WRITTEN PROBLEM:
Pull every line of the entries that has the word "Balanced".

MATERIAL PROVIDED:

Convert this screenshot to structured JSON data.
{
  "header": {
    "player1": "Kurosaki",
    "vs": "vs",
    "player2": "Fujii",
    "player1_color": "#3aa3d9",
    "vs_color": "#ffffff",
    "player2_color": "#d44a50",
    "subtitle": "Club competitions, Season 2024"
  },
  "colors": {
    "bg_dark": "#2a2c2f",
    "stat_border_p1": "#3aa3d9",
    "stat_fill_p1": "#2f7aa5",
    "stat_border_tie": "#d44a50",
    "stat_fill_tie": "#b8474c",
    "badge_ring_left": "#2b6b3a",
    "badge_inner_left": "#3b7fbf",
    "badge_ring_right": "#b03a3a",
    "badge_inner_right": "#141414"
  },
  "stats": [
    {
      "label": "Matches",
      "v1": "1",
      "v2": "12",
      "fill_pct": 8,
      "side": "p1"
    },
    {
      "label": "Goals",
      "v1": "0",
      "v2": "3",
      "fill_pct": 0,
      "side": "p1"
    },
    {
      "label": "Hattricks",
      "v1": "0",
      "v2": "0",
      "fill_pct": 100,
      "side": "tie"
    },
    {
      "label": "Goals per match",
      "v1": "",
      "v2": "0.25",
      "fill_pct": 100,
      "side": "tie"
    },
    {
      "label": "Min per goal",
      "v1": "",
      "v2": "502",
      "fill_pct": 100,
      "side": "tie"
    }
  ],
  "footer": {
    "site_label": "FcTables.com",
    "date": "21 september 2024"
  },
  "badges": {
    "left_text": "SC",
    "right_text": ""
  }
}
---
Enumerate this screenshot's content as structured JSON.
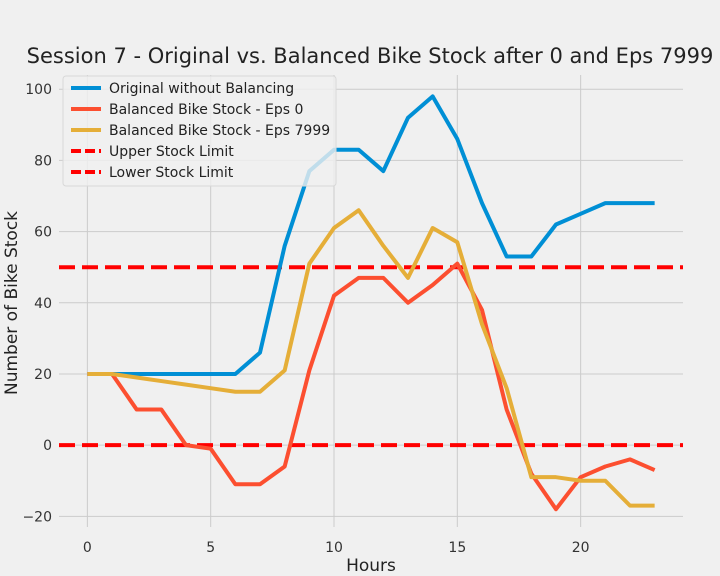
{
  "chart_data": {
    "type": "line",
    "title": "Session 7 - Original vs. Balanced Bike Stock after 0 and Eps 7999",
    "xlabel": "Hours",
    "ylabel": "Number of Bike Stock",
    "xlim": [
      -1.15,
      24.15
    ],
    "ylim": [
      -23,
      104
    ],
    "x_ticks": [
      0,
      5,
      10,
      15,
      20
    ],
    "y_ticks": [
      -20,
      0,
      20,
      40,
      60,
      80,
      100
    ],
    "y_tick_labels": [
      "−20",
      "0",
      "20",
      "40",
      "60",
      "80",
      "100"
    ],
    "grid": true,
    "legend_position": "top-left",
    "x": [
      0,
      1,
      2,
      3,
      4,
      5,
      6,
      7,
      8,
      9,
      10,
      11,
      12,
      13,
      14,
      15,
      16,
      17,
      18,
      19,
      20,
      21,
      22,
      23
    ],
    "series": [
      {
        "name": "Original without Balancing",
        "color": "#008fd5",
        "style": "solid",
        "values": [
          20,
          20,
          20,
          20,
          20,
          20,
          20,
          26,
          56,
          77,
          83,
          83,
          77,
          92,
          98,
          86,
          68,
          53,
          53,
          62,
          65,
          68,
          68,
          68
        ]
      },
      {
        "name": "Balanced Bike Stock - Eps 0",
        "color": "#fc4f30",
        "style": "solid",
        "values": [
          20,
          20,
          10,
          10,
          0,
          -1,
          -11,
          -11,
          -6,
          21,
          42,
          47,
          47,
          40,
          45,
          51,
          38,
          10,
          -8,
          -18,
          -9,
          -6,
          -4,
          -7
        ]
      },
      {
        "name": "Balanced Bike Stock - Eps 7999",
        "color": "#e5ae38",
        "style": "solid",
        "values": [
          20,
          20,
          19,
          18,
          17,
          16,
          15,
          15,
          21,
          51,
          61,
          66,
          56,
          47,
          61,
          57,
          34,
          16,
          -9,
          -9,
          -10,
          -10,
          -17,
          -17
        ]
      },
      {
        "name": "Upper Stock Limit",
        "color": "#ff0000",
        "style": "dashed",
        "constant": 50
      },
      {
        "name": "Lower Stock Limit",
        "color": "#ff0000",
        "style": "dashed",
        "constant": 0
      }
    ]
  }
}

SOLVED EXERCISE:
    "title": "Session 7 - Original vs. Balanced Bike Stock after 0 and Eps 7999",
        "name": "Balanced Bike Stock - Eps 0",
        "name": "Balanced Bike Stock - Eps 7999",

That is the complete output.